- TASK OBJECTIVE -
Copy the data that follows, character for character, minus the pictures.

(Extracted data entries)
┌──

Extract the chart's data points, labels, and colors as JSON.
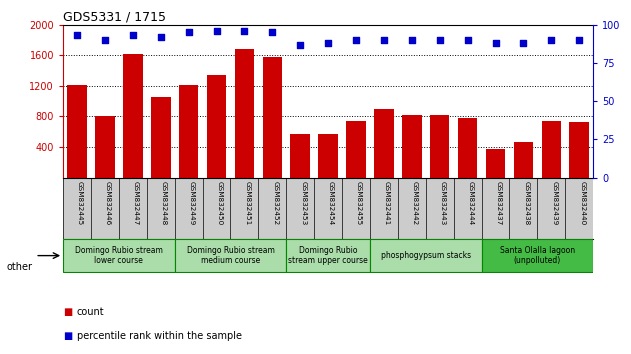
{
  "title": "GDS5331 / 1715",
  "categories": [
    "GSM832445",
    "GSM832446",
    "GSM832447",
    "GSM832448",
    "GSM832449",
    "GSM832450",
    "GSM832451",
    "GSM832452",
    "GSM832453",
    "GSM832454",
    "GSM832455",
    "GSM832441",
    "GSM832442",
    "GSM832443",
    "GSM832444",
    "GSM832437",
    "GSM832438",
    "GSM832439",
    "GSM832440"
  ],
  "counts": [
    1210,
    800,
    1620,
    1060,
    1210,
    1340,
    1680,
    1580,
    570,
    565,
    740,
    900,
    820,
    820,
    780,
    370,
    460,
    740,
    730
  ],
  "percentile_ranks": [
    93,
    90,
    93,
    92,
    95,
    96,
    96,
    95,
    87,
    88,
    90,
    90,
    90,
    90,
    90,
    88,
    88,
    90,
    90
  ],
  "bar_color": "#cc0000",
  "dot_color": "#0000cc",
  "ylim_left": [
    0,
    2000
  ],
  "ylim_right": [
    0,
    100
  ],
  "yticks_left": [
    400,
    800,
    1200,
    1600,
    2000
  ],
  "yticks_right": [
    0,
    25,
    50,
    75,
    100
  ],
  "groups": [
    {
      "label": "Domingo Rubio stream\nlower course",
      "start": 0,
      "end": 4,
      "color": "#aaddaa"
    },
    {
      "label": "Domingo Rubio stream\nmedium course",
      "start": 4,
      "end": 8,
      "color": "#aaddaa"
    },
    {
      "label": "Domingo Rubio\nstream upper course",
      "start": 8,
      "end": 11,
      "color": "#aaddaa"
    },
    {
      "label": "phosphogypsum stacks",
      "start": 11,
      "end": 15,
      "color": "#aaddaa"
    },
    {
      "label": "Santa Olalla lagoon\n(unpolluted)",
      "start": 15,
      "end": 19,
      "color": "#44bb44"
    }
  ],
  "other_label": "other",
  "legend_count_label": "count",
  "legend_pct_label": "percentile rank within the sample",
  "background_color": "#ffffff",
  "tick_area_color": "#cccccc",
  "group_border_color": "#008800"
}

└──

- EXERCISE SOLUTION -
Extract the chart's data points, labels, and colors as JSON.
{
  "title": "GDS5331 / 1715",
  "categories": [
    "GSM832445",
    "GSM832446",
    "GSM832447",
    "GSM832448",
    "GSM832449",
    "GSM832450",
    "GSM832451",
    "GSM832452",
    "GSM832453",
    "GSM832454",
    "GSM832455",
    "GSM832441",
    "GSM832442",
    "GSM832443",
    "GSM832444",
    "GSM832437",
    "GSM832438",
    "GSM832439",
    "GSM832440"
  ],
  "counts": [
    1210,
    800,
    1620,
    1060,
    1210,
    1340,
    1680,
    1580,
    570,
    565,
    740,
    900,
    820,
    820,
    780,
    370,
    460,
    740,
    730
  ],
  "percentile_ranks": [
    93,
    90,
    93,
    92,
    95,
    96,
    96,
    95,
    87,
    88,
    90,
    90,
    90,
    90,
    90,
    88,
    88,
    90,
    90
  ],
  "bar_color": "#cc0000",
  "dot_color": "#0000cc",
  "ylim_left": [
    0,
    2000
  ],
  "ylim_right": [
    0,
    100
  ],
  "yticks_left": [
    400,
    800,
    1200,
    1600,
    2000
  ],
  "yticks_right": [
    0,
    25,
    50,
    75,
    100
  ],
  "groups": [
    {
      "label": "Domingo Rubio stream\nlower course",
      "start": 0,
      "end": 4,
      "color": "#aaddaa"
    },
    {
      "label": "Domingo Rubio stream\nmedium course",
      "start": 4,
      "end": 8,
      "color": "#aaddaa"
    },
    {
      "label": "Domingo Rubio\nstream upper course",
      "start": 8,
      "end": 11,
      "color": "#aaddaa"
    },
    {
      "label": "phosphogypsum stacks",
      "start": 11,
      "end": 15,
      "color": "#aaddaa"
    },
    {
      "label": "Santa Olalla lagoon\n(unpolluted)",
      "start": 15,
      "end": 19,
      "color": "#44bb44"
    }
  ],
  "other_label": "other",
  "legend_count_label": "count",
  "legend_pct_label": "percentile rank within the sample",
  "background_color": "#ffffff",
  "tick_area_color": "#cccccc",
  "group_border_color": "#008800"
}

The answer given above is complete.